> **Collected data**
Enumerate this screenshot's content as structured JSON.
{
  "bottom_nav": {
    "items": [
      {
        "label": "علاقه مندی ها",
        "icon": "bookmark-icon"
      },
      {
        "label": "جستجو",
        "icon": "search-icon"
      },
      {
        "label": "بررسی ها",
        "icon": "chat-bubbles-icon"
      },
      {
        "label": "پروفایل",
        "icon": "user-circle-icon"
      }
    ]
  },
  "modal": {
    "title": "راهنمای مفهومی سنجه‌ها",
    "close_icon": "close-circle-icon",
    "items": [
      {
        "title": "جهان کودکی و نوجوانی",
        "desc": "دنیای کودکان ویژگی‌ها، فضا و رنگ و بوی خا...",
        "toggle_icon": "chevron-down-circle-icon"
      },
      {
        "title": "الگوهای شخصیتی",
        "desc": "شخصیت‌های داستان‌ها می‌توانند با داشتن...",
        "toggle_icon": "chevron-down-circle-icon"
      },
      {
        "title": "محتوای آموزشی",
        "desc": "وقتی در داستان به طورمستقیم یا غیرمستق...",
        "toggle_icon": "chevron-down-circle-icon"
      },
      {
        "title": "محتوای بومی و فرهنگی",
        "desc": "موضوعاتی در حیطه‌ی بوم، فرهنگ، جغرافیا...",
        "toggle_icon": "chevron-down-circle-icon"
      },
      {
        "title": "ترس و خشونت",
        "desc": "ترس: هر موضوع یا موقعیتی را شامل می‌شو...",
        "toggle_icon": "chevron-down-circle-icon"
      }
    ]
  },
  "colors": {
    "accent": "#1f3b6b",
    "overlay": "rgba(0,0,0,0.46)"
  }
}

--

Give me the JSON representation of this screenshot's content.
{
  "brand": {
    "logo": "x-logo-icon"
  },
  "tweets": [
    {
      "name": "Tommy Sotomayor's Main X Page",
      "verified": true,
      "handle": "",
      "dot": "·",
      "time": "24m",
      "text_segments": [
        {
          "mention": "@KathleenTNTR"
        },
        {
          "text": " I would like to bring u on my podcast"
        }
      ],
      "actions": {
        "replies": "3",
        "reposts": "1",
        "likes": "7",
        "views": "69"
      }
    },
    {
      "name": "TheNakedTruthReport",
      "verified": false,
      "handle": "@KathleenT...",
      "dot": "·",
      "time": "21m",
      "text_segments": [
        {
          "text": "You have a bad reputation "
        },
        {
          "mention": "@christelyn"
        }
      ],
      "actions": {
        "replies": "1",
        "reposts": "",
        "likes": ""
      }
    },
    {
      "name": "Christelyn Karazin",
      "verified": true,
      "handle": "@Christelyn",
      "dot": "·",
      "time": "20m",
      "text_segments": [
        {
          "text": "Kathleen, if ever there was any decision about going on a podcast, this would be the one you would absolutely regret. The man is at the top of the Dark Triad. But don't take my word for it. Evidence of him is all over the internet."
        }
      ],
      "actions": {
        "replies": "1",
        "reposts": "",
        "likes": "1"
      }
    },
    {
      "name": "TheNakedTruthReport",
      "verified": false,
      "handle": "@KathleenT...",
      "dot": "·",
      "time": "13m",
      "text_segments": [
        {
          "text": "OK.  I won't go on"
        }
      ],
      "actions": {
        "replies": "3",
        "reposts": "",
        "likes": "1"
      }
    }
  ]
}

> **WHAT TO PRODUCE**
Answer with one number: how many lines of the entries above include the word "JSON".

> **THE OUTPUT**
2